**WHAT IS EXPECTED**. Extract all of the data and reproduce it precisely.
***** TASK DATA *****
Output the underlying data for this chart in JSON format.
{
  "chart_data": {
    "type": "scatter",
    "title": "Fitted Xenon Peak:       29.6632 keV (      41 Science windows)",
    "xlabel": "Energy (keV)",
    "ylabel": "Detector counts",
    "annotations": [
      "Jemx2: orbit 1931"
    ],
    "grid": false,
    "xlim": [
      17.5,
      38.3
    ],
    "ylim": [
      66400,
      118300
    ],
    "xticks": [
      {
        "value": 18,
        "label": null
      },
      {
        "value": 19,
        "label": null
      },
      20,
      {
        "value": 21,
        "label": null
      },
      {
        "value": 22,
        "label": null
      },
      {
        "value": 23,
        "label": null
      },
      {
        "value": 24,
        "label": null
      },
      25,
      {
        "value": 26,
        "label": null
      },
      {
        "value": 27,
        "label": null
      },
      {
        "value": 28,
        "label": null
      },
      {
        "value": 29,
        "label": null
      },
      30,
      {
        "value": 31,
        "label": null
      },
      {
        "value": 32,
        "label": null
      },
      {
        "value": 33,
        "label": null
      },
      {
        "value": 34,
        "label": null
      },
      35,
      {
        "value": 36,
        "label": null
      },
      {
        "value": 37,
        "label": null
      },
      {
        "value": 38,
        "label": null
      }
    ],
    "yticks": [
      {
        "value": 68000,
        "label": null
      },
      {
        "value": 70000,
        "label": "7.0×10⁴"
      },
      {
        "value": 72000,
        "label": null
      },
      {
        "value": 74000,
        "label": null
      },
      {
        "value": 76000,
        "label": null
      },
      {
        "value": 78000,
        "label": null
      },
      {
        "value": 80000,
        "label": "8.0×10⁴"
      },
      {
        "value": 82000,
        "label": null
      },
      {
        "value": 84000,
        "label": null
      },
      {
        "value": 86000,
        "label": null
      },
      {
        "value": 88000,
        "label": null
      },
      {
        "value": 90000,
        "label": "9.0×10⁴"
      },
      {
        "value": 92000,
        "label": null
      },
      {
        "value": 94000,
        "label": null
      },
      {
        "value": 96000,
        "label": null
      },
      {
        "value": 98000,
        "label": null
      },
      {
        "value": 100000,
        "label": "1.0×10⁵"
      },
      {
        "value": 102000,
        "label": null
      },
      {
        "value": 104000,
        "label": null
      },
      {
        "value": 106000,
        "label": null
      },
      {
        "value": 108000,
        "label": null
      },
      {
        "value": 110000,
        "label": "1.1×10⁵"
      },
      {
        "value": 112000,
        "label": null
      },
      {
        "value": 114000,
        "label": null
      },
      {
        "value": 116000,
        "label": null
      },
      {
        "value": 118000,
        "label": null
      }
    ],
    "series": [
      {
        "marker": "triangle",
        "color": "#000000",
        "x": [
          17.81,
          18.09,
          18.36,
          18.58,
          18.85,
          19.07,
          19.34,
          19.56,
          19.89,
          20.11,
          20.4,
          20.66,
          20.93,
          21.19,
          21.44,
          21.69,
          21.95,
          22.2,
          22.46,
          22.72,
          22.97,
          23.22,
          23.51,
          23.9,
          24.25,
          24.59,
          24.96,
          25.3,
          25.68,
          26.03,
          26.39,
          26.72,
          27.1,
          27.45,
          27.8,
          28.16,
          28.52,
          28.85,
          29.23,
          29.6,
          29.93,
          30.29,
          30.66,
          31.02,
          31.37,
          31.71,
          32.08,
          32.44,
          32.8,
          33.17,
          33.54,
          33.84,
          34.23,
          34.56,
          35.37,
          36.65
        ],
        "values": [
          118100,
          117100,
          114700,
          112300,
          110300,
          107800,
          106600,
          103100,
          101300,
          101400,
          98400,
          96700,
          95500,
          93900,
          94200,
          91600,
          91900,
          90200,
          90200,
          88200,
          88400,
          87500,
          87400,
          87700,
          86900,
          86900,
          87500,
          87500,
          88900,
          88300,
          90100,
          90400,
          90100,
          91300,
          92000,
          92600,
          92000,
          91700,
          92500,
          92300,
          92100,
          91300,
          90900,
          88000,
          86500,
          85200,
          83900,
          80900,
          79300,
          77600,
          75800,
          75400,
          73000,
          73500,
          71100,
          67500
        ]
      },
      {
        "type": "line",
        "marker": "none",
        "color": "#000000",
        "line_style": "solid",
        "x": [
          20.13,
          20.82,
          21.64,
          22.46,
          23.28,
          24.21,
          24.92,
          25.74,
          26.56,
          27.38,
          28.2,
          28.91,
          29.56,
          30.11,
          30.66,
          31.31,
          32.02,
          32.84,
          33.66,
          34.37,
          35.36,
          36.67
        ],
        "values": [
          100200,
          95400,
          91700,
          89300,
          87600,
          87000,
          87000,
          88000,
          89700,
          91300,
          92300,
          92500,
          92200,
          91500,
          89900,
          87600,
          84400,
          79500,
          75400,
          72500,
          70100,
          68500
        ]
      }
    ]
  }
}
*****
**EXERCISE ANSWER**.
Output the underlying data for this chart in JSON format.
{
  "chart_data": {
    "type": "scatter",
    "title": "Fitted Xenon Peak:       29.6632 keV (      41 Science windows)",
    "xlabel": "Energy (keV)",
    "ylabel": "Detector counts",
    "annotations": [
      "Jemx2: orbit 1931"
    ],
    "grid": false,
    "xlim": [
      17.5,
      38.3
    ],
    "ylim": [
      66400,
      118300
    ],
    "xticks": [
      {
        "value": 18,
        "label": null
      },
      {
        "value": 19,
        "label": null
      },
      20,
      {
        "value": 21,
        "label": null
      },
      {
        "value": 22,
        "label": null
      },
      {
        "value": 23,
        "label": null
      },
      {
        "value": 24,
        "label": null
      },
      25,
      {
        "value": 26,
        "label": null
      },
      {
        "value": 27,
        "label": null
      },
      {
        "value": 28,
        "label": null
      },
      {
        "value": 29,
        "label": null
      },
      30,
      {
        "value": 31,
        "label": null
      },
      {
        "value": 32,
        "label": null
      },
      {
        "value": 33,
        "label": null
      },
      {
        "value": 34,
        "label": null
      },
      35,
      {
        "value": 36,
        "label": null
      },
      {
        "value": 37,
        "label": null
      },
      {
        "value": 38,
        "label": null
      }
    ],
    "yticks": [
      {
        "value": 68000,
        "label": null
      },
      {
        "value": 70000,
        "label": "7.0×10⁴"
      },
      {
        "value": 72000,
        "label": null
      },
      {
        "value": 74000,
        "label": null
      },
      {
        "value": 76000,
        "label": null
      },
      {
        "value": 78000,
        "label": null
      },
      {
        "value": 80000,
        "label": "8.0×10⁴"
      },
      {
        "value": 82000,
        "label": null
      },
      {
        "value": 84000,
        "label": null
      },
      {
        "value": 86000,
        "label": null
      },
      {
        "value": 88000,
        "label": null
      },
      {
        "value": 90000,
        "label": "9.0×10⁴"
      },
      {
        "value": 92000,
        "label": null
      },
      {
        "value": 94000,
        "label": null
      },
      {
        "value": 96000,
        "label": null
      },
      {
        "value": 98000,
        "label": null
      },
      {
        "value": 100000,
        "label": "1.0×10⁵"
      },
      {
        "value": 102000,
        "label": null
      },
      {
        "value": 104000,
        "label": null
      },
      {
        "value": 106000,
        "label": null
      },
      {
        "value": 108000,
        "label": null
      },
      {
        "value": 110000,
        "label": "1.1×10⁵"
      },
      {
        "value": 112000,
        "label": null
      },
      {
        "value": 114000,
        "label": null
      },
      {
        "value": 116000,
        "label": null
      },
      {
        "value": 118000,
        "label": null
      }
    ],
    "series": [
      {
        "marker": "triangle",
        "color": "#000000",
        "x": [
          17.81,
          18.09,
          18.36,
          18.58,
          18.85,
          19.07,
          19.34,
          19.56,
          19.89,
          20.11,
          20.4,
          20.66,
          20.93,
          21.19,
          21.44,
          21.69,
          21.95,
          22.2,
          22.46,
          22.72,
          22.97,
          23.22,
          23.51,
          23.9,
          24.25,
          24.59,
          24.96,
          25.3,
          25.68,
          26.03,
          26.39,
          26.72,
          27.1,
          27.45,
          27.8,
          28.16,
          28.52,
          28.85,
          29.23,
          29.6,
          29.93,
          30.29,
          30.66,
          31.02,
          31.37,
          31.71,
          32.08,
          32.44,
          32.8,
          33.17,
          33.54,
          33.84,
          34.23,
          34.56,
          35.37,
          36.65
        ],
        "values": [
          118100,
          117100,
          114700,
          112300,
          110300,
          107800,
          106600,
          103100,
          101300,
          101400,
          98400,
          96700,
          95500,
          93900,
          94200,
          91600,
          91900,
          90200,
          90200,
          88200,
          88400,
          87500,
          87400,
          87700,
          86900,
          86900,
          87500,
          87500,
          88900,
          88300,
          90100,
          90400,
          90100,
          91300,
          92000,
          92600,
          92000,
          91700,
          92500,
          92300,
          92100,
          91300,
          90900,
          88000,
          86500,
          85200,
          83900,
          80900,
          79300,
          77600,
          75800,
          75400,
          73000,
          73500,
          71100,
          67500
        ]
      },
      {
        "type": "line",
        "marker": "none",
        "color": "#000000",
        "line_style": "solid",
        "x": [
          20.13,
          20.82,
          21.64,
          22.46,
          23.28,
          24.21,
          24.92,
          25.74,
          26.56,
          27.38,
          28.2,
          28.91,
          29.56,
          30.11,
          30.66,
          31.31,
          32.02,
          32.84,
          33.66,
          34.37,
          35.36,
          36.67
        ],
        "values": [
          100200,
          95400,
          91700,
          89300,
          87600,
          87000,
          87000,
          88000,
          89700,
          91300,
          92300,
          92500,
          92200,
          91500,
          89900,
          87600,
          84400,
          79500,
          75400,
          72500,
          70100,
          68500
        ]
      }
    ]
  }
}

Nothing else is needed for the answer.